___ Records to use

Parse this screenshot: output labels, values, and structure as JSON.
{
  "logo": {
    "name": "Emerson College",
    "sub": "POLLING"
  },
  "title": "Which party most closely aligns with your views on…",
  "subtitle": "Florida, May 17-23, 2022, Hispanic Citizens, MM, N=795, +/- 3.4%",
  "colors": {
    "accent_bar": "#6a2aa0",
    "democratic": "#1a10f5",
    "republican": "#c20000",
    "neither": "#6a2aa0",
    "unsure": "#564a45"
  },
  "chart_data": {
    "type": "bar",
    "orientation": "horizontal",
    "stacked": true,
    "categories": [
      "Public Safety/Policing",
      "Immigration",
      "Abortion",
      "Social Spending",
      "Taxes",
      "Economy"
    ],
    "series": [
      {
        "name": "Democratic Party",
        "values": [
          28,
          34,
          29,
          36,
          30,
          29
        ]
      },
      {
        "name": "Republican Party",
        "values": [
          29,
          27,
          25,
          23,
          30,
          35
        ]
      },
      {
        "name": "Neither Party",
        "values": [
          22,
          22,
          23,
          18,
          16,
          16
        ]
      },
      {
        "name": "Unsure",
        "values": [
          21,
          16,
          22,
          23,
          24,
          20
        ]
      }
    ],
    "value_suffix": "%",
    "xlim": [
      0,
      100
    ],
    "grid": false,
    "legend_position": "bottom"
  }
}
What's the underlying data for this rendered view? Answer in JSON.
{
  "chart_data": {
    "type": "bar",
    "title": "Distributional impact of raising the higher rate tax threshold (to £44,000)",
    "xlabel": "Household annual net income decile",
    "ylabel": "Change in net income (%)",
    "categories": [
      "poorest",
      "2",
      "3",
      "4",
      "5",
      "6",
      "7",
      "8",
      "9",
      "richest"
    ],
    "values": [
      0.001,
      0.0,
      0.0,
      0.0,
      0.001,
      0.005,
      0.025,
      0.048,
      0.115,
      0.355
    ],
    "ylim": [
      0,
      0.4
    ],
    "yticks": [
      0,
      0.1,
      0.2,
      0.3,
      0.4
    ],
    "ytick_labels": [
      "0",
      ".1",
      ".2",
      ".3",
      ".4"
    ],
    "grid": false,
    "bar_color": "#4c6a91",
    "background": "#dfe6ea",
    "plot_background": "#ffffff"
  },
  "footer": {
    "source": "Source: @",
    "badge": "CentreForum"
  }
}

______

• Problem to work on
Look through the material above and pick out each line holding the word "this".

• Complete output
Parse this screenshot: output labels, values, and structure as JSON.
What's the underlying data for this rendered view? Answer in JSON.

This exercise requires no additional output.